-------- Task data --------
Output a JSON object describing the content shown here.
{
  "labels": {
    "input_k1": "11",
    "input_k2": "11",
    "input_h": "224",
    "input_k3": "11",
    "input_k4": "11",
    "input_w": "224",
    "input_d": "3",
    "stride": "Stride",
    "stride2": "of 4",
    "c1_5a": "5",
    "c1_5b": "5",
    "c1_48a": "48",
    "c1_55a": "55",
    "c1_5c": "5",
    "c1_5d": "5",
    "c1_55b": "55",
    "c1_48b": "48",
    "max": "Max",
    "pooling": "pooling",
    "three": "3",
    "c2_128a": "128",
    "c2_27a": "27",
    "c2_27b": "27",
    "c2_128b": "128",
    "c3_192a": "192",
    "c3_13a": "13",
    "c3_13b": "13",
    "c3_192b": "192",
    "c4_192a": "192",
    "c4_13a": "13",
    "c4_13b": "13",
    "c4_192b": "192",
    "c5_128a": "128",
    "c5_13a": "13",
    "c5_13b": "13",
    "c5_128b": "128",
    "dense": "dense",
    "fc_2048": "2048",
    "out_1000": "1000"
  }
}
--------
Print all of the entries exactly as they appear.

Output a JSON object describing the content shown here.
{
  "labels": {
    "input_k1": "11",
    "input_k2": "11",
    "input_h": "224",
    "input_k3": "11",
    "input_k4": "11",
    "input_w": "224",
    "input_d": "3",
    "stride": "Stride",
    "stride2": "of 4",
    "c1_5a": "5",
    "c1_5b": "5",
    "c1_48a": "48",
    "c1_55a": "55",
    "c1_5c": "5",
    "c1_5d": "5",
    "c1_55b": "55",
    "c1_48b": "48",
    "max": "Max",
    "pooling": "pooling",
    "three": "3",
    "c2_128a": "128",
    "c2_27a": "27",
    "c2_27b": "27",
    "c2_128b": "128",
    "c3_192a": "192",
    "c3_13a": "13",
    "c3_13b": "13",
    "c3_192b": "192",
    "c4_192a": "192",
    "c4_13a": "13",
    "c4_13b": "13",
    "c4_192b": "192",
    "c5_128a": "128",
    "c5_13a": "13",
    "c5_13b": "13",
    "c5_128b": "128",
    "dense": "dense",
    "fc_2048": "2048",
    "out_1000": "1000"
  }
}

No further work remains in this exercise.